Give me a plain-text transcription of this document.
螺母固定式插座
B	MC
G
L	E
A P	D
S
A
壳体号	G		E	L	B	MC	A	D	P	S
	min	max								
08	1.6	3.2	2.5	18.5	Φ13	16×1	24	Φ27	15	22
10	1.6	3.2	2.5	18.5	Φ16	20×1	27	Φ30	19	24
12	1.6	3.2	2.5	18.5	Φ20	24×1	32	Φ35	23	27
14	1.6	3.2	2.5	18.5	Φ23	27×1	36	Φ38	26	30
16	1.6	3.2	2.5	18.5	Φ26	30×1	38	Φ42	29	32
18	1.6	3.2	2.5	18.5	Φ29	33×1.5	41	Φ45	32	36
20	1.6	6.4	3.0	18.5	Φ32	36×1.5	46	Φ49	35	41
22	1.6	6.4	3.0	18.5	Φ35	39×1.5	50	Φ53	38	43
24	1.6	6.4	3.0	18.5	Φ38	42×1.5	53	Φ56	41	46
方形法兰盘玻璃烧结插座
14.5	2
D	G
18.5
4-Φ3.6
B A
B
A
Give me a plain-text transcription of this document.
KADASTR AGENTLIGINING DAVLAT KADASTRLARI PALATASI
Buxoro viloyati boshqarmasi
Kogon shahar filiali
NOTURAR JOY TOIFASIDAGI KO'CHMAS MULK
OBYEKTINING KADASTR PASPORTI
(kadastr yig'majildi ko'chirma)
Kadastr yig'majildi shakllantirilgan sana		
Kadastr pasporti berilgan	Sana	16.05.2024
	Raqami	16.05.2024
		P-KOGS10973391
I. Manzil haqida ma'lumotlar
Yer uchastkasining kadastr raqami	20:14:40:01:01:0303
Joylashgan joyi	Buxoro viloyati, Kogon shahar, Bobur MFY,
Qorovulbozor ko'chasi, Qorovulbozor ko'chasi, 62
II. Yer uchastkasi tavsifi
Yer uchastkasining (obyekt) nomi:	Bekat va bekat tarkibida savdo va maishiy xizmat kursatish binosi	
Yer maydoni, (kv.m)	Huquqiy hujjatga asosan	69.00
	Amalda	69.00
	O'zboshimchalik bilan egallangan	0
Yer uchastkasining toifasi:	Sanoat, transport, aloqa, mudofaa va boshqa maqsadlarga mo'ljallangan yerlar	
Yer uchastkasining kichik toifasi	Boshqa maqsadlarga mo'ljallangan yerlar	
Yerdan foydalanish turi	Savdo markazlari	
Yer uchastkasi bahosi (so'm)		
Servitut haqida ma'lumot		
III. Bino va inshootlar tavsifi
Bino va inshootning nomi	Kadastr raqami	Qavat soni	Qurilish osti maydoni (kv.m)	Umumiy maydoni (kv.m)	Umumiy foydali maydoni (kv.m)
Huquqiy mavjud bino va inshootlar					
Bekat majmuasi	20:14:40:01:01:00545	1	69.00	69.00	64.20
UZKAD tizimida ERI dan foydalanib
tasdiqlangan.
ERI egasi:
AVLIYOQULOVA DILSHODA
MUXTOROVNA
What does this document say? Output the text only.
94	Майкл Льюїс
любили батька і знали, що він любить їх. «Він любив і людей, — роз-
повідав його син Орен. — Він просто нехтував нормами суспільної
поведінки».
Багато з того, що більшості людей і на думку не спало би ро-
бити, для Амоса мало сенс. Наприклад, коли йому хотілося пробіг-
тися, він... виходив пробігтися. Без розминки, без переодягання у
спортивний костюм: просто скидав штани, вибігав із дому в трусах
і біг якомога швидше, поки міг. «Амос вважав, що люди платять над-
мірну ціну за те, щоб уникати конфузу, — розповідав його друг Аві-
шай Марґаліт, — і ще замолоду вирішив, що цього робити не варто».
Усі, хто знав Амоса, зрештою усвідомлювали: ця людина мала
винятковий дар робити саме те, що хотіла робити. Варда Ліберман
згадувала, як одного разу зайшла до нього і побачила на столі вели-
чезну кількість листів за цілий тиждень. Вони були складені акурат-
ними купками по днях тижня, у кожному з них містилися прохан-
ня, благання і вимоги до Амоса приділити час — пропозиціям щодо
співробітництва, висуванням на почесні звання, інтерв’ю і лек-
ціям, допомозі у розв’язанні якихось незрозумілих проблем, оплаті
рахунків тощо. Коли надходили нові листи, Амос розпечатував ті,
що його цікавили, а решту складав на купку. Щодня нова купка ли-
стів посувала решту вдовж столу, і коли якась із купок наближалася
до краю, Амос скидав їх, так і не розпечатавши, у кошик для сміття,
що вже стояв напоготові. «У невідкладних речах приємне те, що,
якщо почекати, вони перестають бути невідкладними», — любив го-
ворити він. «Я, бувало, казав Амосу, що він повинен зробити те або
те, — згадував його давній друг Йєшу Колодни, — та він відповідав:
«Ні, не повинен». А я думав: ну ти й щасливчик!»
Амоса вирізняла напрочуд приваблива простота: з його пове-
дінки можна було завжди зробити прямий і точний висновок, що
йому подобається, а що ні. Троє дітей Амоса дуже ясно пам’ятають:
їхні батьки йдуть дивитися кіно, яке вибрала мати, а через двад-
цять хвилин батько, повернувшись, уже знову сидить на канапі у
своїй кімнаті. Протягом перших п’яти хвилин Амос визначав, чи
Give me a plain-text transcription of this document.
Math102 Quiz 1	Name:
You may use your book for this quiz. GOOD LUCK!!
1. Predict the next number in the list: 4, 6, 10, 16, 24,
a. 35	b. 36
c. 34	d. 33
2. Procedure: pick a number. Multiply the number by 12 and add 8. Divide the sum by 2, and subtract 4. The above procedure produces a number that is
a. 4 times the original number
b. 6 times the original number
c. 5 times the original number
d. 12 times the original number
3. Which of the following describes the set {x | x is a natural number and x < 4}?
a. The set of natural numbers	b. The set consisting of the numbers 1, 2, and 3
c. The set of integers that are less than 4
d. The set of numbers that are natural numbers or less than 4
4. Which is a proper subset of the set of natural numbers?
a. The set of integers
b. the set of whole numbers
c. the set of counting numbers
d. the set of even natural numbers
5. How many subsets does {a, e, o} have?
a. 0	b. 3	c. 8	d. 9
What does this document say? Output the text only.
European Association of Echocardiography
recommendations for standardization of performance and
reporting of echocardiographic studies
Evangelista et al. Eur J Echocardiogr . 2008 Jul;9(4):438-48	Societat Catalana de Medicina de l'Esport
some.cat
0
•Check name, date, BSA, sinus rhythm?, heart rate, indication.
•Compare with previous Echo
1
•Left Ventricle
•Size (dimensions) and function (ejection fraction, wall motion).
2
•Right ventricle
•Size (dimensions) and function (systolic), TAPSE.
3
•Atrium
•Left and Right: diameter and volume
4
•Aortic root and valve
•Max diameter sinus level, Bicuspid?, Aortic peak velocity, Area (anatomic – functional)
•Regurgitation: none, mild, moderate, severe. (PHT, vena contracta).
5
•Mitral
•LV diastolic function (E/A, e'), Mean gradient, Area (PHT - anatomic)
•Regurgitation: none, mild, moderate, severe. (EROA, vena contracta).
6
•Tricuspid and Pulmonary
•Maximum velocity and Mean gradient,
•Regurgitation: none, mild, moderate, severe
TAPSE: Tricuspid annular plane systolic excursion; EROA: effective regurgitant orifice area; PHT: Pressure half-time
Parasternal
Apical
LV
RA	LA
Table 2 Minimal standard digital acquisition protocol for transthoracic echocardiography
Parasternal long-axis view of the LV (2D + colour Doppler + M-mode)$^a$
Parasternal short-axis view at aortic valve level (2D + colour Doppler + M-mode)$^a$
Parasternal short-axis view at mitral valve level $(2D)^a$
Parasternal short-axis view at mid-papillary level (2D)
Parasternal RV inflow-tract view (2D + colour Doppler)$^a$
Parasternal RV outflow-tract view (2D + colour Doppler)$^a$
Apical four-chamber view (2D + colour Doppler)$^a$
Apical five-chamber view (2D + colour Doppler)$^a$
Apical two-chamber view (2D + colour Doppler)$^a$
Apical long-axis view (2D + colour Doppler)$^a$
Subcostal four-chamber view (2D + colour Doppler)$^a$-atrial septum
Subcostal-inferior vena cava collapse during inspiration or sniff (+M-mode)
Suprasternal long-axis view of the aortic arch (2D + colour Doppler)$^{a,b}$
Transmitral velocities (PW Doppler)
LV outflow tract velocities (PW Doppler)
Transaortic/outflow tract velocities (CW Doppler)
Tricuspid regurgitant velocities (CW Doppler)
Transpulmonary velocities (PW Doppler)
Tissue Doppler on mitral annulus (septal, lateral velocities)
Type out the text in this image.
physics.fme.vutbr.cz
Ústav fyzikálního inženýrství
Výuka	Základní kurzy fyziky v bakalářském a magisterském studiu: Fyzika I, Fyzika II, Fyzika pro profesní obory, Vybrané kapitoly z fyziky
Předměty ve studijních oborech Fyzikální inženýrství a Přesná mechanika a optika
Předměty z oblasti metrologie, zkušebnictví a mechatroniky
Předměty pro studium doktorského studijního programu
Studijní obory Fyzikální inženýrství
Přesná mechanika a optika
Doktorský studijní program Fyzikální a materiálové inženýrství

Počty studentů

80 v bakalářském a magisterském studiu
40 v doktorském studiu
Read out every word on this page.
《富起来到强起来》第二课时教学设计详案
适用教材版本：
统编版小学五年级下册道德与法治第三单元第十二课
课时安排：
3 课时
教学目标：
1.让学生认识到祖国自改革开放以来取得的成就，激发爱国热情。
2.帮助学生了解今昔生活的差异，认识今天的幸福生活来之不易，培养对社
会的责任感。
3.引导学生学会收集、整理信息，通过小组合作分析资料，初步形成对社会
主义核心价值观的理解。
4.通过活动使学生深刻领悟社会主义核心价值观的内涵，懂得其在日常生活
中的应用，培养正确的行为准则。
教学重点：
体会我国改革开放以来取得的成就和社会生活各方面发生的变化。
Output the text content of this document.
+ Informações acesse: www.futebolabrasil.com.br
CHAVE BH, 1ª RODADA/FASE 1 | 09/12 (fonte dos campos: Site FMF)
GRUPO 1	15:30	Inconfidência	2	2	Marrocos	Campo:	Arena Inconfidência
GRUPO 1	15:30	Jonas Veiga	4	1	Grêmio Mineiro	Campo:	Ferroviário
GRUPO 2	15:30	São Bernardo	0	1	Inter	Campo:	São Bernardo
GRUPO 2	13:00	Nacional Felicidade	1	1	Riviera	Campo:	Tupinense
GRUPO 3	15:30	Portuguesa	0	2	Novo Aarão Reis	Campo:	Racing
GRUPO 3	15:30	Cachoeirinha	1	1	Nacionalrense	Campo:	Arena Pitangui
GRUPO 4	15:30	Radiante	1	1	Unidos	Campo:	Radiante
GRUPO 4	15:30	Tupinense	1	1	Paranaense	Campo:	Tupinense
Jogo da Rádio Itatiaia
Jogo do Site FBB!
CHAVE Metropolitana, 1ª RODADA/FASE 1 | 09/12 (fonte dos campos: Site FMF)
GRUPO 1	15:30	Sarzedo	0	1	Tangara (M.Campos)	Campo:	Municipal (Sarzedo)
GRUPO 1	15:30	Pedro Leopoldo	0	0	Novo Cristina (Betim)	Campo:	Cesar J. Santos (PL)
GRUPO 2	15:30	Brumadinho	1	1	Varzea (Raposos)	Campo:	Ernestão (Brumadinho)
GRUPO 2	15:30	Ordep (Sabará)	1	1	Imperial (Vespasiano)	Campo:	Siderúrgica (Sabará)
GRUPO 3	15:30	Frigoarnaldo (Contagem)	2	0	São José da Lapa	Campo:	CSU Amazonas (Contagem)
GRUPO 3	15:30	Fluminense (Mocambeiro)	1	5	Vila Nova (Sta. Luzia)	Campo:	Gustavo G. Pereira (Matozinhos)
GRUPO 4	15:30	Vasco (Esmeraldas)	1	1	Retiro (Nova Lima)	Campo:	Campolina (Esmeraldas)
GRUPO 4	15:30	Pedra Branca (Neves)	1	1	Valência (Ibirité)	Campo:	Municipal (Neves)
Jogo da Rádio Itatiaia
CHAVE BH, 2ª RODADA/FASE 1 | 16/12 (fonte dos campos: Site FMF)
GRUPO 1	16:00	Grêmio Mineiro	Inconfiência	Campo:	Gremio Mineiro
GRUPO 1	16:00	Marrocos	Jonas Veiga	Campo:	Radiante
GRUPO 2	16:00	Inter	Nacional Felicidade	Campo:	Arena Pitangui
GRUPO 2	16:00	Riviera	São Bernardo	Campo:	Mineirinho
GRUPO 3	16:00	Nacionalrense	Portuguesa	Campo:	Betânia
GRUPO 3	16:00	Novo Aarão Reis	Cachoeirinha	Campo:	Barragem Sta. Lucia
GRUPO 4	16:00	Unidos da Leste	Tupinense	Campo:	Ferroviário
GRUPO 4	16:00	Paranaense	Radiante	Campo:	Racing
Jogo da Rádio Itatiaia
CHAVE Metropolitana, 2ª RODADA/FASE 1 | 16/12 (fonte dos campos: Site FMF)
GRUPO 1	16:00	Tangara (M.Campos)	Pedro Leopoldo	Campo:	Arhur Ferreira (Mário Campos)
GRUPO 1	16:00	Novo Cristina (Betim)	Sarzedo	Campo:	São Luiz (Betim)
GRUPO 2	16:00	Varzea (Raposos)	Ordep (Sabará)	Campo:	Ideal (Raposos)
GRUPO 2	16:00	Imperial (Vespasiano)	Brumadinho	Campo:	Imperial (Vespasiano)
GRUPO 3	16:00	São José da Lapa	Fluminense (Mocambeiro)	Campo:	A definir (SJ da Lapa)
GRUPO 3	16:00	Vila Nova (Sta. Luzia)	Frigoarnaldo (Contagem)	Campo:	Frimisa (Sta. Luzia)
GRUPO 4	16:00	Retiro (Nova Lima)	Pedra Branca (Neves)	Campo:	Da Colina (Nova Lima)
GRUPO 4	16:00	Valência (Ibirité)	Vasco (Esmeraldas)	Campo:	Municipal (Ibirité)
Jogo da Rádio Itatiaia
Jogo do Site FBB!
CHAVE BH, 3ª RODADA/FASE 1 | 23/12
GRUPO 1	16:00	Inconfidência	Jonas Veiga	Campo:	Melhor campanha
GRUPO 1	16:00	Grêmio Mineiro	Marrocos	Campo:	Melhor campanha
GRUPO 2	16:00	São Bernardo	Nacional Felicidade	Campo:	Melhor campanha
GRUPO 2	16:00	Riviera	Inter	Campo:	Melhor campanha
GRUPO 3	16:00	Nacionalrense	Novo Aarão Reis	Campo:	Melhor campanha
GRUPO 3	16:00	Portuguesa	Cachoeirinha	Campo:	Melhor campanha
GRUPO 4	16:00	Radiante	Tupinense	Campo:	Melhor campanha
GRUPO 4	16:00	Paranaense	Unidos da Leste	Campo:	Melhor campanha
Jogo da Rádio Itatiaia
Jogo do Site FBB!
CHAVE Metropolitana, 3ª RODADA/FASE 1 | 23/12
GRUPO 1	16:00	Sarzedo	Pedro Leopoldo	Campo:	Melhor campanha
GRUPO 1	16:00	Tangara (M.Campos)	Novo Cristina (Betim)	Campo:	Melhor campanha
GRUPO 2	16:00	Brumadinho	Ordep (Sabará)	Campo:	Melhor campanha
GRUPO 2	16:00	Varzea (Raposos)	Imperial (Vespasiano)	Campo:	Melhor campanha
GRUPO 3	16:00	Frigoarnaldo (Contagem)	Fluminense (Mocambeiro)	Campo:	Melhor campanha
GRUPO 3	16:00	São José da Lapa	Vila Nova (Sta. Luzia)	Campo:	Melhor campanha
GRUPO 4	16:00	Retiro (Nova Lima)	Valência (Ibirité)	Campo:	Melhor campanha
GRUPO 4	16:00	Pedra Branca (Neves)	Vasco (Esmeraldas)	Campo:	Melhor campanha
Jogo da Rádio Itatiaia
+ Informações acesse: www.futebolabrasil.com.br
◆ ◆ ◆
▶ _WORK TO DO_: Search the data above for the word "Cristina", then gather each line in which it appears.

▶ _COMPLETED EXERCISE_:
GRUPO 1	15:30	Pedro Leopoldo	0	0	Novo Cristina (Betim)	Campo:	Cesar J. Santos (PL)
GRUPO 1	16:00	Novo Cristina (Betim)	Sarzedo	Campo:	São Luiz (Betim)
GRUPO 1	16:00	Tangara (M.Campos)	Novo Cristina (Betim)	Campo:	Melhor campanha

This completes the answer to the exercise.